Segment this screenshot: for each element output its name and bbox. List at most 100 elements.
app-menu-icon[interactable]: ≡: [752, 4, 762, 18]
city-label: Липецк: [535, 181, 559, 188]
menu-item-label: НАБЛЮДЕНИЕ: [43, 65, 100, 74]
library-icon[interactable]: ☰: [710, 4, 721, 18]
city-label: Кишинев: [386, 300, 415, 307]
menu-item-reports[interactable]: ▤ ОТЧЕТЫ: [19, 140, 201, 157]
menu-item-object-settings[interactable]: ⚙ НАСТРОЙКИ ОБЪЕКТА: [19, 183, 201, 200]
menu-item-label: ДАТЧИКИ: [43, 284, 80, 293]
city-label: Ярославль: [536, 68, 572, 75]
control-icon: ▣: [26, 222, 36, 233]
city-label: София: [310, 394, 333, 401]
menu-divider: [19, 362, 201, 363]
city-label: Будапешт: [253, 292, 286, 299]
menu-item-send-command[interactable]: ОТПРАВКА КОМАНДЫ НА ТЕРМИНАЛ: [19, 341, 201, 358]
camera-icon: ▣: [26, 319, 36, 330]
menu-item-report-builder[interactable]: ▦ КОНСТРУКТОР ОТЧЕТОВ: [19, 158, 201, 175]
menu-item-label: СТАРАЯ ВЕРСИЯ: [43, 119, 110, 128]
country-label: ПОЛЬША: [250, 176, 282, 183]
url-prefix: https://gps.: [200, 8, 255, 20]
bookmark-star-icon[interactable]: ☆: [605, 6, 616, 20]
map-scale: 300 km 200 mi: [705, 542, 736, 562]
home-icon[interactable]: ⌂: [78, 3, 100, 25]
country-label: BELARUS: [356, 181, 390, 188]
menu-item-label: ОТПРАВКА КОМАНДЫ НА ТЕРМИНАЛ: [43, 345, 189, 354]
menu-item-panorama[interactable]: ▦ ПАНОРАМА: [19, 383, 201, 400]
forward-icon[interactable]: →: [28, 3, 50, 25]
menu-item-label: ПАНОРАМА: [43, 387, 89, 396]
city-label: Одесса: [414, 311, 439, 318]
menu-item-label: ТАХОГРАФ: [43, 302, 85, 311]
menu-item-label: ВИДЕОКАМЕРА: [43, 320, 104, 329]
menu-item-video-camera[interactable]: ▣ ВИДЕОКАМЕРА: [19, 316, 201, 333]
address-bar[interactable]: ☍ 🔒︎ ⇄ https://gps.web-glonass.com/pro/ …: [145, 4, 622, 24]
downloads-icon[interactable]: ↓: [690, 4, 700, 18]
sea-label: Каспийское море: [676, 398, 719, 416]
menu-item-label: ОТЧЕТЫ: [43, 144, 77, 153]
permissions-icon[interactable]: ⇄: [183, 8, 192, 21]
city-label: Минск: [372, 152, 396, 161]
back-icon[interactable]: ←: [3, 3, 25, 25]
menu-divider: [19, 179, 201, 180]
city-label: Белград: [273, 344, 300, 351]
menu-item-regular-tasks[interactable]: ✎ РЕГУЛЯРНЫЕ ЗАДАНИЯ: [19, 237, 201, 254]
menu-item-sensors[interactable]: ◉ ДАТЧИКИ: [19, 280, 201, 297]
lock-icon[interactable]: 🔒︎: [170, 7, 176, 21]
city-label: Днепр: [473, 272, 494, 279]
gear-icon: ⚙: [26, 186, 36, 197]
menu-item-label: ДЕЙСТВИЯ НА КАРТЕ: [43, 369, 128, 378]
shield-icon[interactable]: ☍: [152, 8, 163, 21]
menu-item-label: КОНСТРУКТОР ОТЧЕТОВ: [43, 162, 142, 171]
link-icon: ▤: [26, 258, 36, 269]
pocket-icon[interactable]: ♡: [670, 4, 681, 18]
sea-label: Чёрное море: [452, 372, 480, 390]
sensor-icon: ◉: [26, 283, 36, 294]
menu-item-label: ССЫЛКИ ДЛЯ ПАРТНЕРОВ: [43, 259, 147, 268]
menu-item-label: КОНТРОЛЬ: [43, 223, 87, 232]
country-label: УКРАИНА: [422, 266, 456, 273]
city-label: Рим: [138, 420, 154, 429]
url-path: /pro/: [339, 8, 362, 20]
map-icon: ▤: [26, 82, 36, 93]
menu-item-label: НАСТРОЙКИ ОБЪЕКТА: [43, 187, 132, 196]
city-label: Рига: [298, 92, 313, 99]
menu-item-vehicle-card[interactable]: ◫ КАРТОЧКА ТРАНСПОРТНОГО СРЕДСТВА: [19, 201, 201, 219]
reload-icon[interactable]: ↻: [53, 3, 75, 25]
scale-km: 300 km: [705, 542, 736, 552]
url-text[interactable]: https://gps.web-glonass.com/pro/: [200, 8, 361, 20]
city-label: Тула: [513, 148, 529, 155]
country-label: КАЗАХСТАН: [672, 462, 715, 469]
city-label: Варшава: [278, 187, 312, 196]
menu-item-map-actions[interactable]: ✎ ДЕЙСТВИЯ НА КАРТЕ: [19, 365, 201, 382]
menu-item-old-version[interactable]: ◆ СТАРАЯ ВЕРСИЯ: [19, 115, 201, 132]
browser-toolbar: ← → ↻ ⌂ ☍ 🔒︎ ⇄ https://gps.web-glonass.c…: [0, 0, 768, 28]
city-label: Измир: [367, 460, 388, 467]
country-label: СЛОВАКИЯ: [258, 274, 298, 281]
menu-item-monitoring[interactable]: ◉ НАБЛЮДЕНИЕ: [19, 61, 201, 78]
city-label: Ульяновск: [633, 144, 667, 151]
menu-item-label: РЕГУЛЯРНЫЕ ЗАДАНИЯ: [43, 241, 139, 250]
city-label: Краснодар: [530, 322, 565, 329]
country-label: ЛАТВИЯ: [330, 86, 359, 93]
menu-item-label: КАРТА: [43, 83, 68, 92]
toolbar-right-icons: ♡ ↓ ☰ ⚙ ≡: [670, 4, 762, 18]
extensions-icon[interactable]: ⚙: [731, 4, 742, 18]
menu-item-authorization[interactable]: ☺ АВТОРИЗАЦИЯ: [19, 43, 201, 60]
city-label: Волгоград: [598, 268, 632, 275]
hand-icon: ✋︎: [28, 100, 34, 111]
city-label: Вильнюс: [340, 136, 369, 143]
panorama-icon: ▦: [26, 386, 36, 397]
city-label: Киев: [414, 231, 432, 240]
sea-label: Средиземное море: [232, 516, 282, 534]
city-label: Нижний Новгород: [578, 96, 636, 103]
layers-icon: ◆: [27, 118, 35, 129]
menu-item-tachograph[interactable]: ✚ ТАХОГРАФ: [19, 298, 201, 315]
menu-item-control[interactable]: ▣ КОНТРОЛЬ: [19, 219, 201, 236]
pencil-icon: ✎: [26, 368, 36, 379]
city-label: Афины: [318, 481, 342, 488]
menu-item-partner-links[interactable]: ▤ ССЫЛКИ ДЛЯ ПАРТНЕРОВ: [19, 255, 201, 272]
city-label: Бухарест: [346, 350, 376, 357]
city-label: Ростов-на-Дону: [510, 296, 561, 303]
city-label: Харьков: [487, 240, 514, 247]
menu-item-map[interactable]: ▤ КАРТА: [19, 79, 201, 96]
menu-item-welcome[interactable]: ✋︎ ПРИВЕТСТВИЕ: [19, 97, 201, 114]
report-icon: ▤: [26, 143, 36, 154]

● ● ●

> _Exercise aim_: Copy every line of the records above word for word, keeping the same order.

> _Correct answer_:
Segment this screenshot: for each element output its name and bbox. List at most 100 elements.
app-menu-icon[interactable]: ≡: [752, 4, 762, 18]
city-label: Липецк: [535, 181, 559, 188]
menu-item-label: НАБЛЮДЕНИЕ: [43, 65, 100, 74]
library-icon[interactable]: ☰: [710, 4, 721, 18]
city-label: Кишинев: [386, 300, 415, 307]
menu-item-reports[interactable]: ▤ ОТЧЕТЫ: [19, 140, 201, 157]
menu-item-object-settings[interactable]: ⚙ НАСТРОЙКИ ОБЪЕКТА: [19, 183, 201, 200]
menu-item-label: ДАТЧИКИ: [43, 284, 80, 293]
city-label: Ярославль: [536, 68, 572, 75]
control-icon: ▣: [26, 222, 36, 233]
city-label: София: [310, 394, 333, 401]
menu-divider: [19, 362, 201, 363]
city-label: Будапешт: [253, 292, 286, 299]
menu-item-send-command[interactable]: ОТПРАВКА КОМАНДЫ НА ТЕРМИНАЛ: [19, 341, 201, 358]
camera-icon: ▣: [26, 319, 36, 330]
menu-item-report-builder[interactable]: ▦ КОНСТРУКТОР ОТЧЕТОВ: [19, 158, 201, 175]
menu-item-label: СТАРАЯ ВЕРСИЯ: [43, 119, 110, 128]
country-label: ПОЛЬША: [250, 176, 282, 183]
url-prefix: https://gps.: [200, 8, 255, 20]
bookmark-star-icon[interactable]: ☆: [605, 6, 616, 20]
map-scale: 300 km 200 mi: [705, 542, 736, 562]
home-icon[interactable]: ⌂: [78, 3, 100, 25]
country-label: BELARUS: [356, 181, 390, 188]
menu-item-label: ОТПРАВКА КОМАНДЫ НА ТЕРМИНАЛ: [43, 345, 189, 354]
menu-item-panorama[interactable]: ▦ ПАНОРАМА: [19, 383, 201, 400]
forward-icon[interactable]: →: [28, 3, 50, 25]
menu-item-label: ПАНОРАМА: [43, 387, 89, 396]
city-label: Одесса: [414, 311, 439, 318]
menu-item-label: ТАХОГРАФ: [43, 302, 85, 311]
menu-item-label: ВИДЕОКАМЕРА: [43, 320, 104, 329]
menu-item-video-camera[interactable]: ▣ ВИДЕОКАМЕРА: [19, 316, 201, 333]
address-bar[interactable]: ☍ 🔒︎ ⇄ https://gps.web-glonass.com/pro/ …: [145, 4, 622, 24]
downloads-icon[interactable]: ↓: [690, 4, 700, 18]
sea-label: Каспийское море: [676, 398, 719, 416]
menu-item-label: ОТЧЕТЫ: [43, 144, 77, 153]
permissions-icon[interactable]: ⇄: [183, 8, 192, 21]
city-label: Минск: [372, 152, 396, 161]
back-icon[interactable]: ←: [3, 3, 25, 25]
menu-divider: [19, 179, 201, 180]
city-label: Белград: [273, 344, 300, 351]
menu-item-regular-tasks[interactable]: ✎ РЕГУЛЯРНЫЕ ЗАДАНИЯ: [19, 237, 201, 254]
menu-item-sensors[interactable]: ◉ ДАТЧИКИ: [19, 280, 201, 297]
lock-icon[interactable]: 🔒︎: [170, 7, 176, 21]
city-label: Днепр: [473, 272, 494, 279]
gear-icon: ⚙: [26, 186, 36, 197]
menu-item-label: ДЕЙСТВИЯ НА КАРТЕ: [43, 369, 128, 378]
shield-icon[interactable]: ☍: [152, 8, 163, 21]
menu-item-label: КОНСТРУКТОР ОТЧЕТОВ: [43, 162, 142, 171]
link-icon: ▤: [26, 258, 36, 269]
pocket-icon[interactable]: ♡: [670, 4, 681, 18]
sea-label: Чёрное море: [452, 372, 480, 390]
sensor-icon: ◉: [26, 283, 36, 294]
menu-item-label: ССЫЛКИ ДЛЯ ПАРТНЕРОВ: [43, 259, 147, 268]
menu-item-label: КОНТРОЛЬ: [43, 223, 87, 232]
country-label: УКРАИНА: [422, 266, 456, 273]
city-label: Рим: [138, 420, 154, 429]
url-path: /pro/: [339, 8, 362, 20]
map-icon: ▤: [26, 82, 36, 93]
menu-item-label: НАСТРОЙКИ ОБЪЕКТА: [43, 187, 132, 196]
city-label: Рига: [298, 92, 313, 99]
menu-item-vehicle-card[interactable]: ◫ КАРТОЧКА ТРАНСПОРТНОГО СРЕДСТВА: [19, 201, 201, 219]
reload-icon[interactable]: ↻: [53, 3, 75, 25]
scale-km: 300 km: [705, 542, 736, 552]
url-text[interactable]: https://gps.web-glonass.com/pro/: [200, 8, 361, 20]
city-label: Тула: [513, 148, 529, 155]
country-label: КАЗАХСТАН: [672, 462, 715, 469]
city-label: Варшава: [278, 187, 312, 196]
menu-item-map-actions[interactable]: ✎ ДЕЙСТВИЯ НА КАРТЕ: [19, 365, 201, 382]
menu-item-old-version[interactable]: ◆ СТАРАЯ ВЕРСИЯ: [19, 115, 201, 132]
browser-toolbar: ← → ↻ ⌂ ☍ 🔒︎ ⇄ https://gps.web-glonass.c…: [0, 0, 768, 28]
city-label: Измир: [367, 460, 388, 467]
country-label: СЛОВАКИЯ: [258, 274, 298, 281]
menu-item-monitoring[interactable]: ◉ НАБЛЮДЕНИЕ: [19, 61, 201, 78]
city-label: Ульяновск: [633, 144, 667, 151]
menu-item-label: РЕГУЛЯРНЫЕ ЗАДАНИЯ: [43, 241, 139, 250]
city-label: Краснодар: [530, 322, 565, 329]
country-label: ЛАТВИЯ: [330, 86, 359, 93]
menu-item-label: КАРТА: [43, 83, 68, 92]
toolbar-right-icons: ♡ ↓ ☰ ⚙ ≡: [670, 4, 762, 18]
extensions-icon[interactable]: ⚙: [731, 4, 742, 18]
menu-item-authorization[interactable]: ☺ АВТОРИЗАЦИЯ: [19, 43, 201, 60]
city-label: Волгоград: [598, 268, 632, 275]
hand-icon: ✋︎: [28, 100, 34, 111]
city-label: Вильнюс: [340, 136, 369, 143]
panorama-icon: ▦: [26, 386, 36, 397]
city-label: Киев: [414, 231, 432, 240]
sea-label: Средиземное море: [232, 516, 282, 534]
city-label: Нижний Новгород: [578, 96, 636, 103]
layers-icon: ◆: [27, 118, 35, 129]
menu-item-tachograph[interactable]: ✚ ТАХОГРАФ: [19, 298, 201, 315]
menu-item-control[interactable]: ▣ КОНТРОЛЬ: [19, 219, 201, 236]
pencil-icon: ✎: [26, 368, 36, 379]
city-label: Афины: [318, 481, 342, 488]
menu-item-partner-links[interactable]: ▤ ССЫЛКИ ДЛЯ ПАРТНЕРОВ: [19, 255, 201, 272]
city-label: Бухарест: [346, 350, 376, 357]
city-label: Ростов-на-Дону: [510, 296, 561, 303]
city-label: Харьков: [487, 240, 514, 247]
menu-item-map[interactable]: ▤ КАРТА: [19, 79, 201, 96]
menu-item-welcome[interactable]: ✋︎ ПРИВЕТСТВИЕ: [19, 97, 201, 114]
report-icon: ▤: [26, 143, 36, 154]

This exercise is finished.